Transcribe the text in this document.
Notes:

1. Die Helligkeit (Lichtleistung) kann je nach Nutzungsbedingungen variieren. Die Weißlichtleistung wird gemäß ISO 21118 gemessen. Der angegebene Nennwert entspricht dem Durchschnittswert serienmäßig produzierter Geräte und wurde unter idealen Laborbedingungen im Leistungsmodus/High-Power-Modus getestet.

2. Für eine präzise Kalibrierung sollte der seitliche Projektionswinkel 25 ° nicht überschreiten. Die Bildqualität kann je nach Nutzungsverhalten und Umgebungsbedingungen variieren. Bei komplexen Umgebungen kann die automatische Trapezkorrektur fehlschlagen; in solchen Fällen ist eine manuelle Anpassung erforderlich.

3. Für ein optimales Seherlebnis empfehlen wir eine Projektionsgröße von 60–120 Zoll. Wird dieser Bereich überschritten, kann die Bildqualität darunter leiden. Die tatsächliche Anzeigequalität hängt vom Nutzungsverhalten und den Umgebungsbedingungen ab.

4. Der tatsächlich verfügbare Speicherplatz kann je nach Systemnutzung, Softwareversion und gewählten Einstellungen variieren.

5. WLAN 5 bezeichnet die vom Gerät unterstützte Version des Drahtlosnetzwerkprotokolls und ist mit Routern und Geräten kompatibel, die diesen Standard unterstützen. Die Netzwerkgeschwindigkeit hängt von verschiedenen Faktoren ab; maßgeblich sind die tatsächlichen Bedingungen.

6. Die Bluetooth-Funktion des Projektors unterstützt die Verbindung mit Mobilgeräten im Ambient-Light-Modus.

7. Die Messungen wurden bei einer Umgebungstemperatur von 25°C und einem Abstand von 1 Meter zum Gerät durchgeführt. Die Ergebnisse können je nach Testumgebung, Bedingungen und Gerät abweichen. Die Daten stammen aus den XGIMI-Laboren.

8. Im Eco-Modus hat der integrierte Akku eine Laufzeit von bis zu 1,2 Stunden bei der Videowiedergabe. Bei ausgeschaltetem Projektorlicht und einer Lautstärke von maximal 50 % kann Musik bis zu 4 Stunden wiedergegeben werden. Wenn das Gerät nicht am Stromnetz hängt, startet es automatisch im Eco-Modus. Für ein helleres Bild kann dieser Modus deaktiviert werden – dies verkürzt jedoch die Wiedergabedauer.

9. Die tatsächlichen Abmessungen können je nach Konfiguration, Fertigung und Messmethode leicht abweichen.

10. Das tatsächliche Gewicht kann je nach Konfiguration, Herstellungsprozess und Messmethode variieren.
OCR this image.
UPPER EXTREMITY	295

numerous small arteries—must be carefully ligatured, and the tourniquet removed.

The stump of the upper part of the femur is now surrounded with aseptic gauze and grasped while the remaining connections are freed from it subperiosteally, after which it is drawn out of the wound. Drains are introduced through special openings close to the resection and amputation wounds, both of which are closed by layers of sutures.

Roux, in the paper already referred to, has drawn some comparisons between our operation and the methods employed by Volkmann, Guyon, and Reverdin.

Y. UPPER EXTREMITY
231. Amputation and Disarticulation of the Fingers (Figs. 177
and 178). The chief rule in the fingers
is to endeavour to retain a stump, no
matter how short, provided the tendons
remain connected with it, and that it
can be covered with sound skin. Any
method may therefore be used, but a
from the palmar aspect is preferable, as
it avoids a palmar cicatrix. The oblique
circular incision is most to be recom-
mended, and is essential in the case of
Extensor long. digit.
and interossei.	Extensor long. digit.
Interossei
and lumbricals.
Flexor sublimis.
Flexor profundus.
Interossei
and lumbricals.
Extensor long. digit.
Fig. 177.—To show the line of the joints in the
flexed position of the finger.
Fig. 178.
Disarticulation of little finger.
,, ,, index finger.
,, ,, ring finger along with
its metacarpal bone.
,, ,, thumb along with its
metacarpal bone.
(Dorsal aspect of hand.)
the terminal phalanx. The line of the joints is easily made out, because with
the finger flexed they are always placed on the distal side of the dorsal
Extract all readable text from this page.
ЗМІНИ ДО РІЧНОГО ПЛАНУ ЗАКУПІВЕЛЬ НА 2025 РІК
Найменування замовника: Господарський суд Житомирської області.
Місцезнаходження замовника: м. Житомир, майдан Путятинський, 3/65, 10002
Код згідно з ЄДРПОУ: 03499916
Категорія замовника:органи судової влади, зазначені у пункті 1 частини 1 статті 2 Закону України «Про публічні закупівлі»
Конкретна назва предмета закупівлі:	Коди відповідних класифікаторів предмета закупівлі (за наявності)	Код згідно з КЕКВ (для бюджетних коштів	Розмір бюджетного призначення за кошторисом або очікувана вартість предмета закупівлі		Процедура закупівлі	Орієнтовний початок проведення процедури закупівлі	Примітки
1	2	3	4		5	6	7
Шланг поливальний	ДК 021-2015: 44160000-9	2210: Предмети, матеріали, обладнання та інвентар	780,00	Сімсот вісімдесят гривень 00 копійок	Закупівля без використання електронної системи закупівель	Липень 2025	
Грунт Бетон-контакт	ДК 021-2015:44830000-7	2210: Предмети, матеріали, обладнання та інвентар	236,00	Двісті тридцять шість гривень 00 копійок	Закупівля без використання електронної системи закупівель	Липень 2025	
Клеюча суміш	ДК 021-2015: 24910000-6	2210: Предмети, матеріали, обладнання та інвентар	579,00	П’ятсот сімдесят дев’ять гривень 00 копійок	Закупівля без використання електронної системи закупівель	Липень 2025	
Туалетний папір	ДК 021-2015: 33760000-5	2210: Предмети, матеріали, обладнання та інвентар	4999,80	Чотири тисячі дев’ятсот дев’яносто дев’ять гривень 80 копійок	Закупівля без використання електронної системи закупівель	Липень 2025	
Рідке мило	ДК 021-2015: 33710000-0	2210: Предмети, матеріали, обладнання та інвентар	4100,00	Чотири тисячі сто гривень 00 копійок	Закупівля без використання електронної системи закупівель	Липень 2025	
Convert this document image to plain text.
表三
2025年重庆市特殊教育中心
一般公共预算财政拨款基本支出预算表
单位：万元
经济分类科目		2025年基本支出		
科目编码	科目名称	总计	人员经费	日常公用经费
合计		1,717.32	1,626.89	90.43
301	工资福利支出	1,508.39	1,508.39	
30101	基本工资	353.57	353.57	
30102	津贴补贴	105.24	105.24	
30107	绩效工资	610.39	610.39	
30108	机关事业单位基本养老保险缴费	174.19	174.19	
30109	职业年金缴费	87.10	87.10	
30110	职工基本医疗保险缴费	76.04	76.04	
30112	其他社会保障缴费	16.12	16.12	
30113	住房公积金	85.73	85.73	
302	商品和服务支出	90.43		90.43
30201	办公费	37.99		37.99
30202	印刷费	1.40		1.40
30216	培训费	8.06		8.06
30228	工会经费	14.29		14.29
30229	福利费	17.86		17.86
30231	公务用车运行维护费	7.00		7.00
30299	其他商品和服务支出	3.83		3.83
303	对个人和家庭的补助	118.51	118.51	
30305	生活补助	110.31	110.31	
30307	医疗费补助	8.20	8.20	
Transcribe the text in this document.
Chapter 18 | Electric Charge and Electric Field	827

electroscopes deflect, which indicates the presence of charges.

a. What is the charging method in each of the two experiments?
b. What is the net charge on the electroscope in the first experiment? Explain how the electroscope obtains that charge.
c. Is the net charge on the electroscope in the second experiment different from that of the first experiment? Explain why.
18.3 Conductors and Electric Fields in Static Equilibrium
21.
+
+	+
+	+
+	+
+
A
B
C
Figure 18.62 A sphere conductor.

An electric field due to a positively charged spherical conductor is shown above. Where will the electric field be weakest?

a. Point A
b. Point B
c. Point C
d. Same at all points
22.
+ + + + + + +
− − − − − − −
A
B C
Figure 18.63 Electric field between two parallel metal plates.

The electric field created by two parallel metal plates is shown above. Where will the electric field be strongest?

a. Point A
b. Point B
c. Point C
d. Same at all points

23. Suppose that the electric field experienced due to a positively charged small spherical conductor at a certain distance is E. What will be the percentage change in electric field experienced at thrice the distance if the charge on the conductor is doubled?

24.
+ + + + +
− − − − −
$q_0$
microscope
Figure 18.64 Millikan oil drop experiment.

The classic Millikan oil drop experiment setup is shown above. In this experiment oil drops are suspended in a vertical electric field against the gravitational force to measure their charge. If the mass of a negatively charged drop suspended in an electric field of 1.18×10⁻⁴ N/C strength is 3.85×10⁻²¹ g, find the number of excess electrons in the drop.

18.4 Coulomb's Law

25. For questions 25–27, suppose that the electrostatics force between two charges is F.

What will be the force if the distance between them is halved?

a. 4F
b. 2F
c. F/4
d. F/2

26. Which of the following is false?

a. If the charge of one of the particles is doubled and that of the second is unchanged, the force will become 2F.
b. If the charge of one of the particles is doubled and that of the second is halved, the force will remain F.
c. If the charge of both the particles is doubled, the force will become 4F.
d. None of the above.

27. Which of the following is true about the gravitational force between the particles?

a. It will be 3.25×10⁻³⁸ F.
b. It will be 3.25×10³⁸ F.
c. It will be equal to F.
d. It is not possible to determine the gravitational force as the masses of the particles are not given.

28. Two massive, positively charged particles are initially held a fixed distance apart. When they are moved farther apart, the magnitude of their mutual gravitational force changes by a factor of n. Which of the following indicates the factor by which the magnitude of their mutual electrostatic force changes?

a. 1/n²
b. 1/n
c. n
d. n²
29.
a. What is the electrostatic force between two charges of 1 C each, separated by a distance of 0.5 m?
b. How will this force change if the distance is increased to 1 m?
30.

—————

THE REQUEST |
Across the entries, how many lines contain "halved"? Reply with the number only.

EXPECTED ANSWER |
2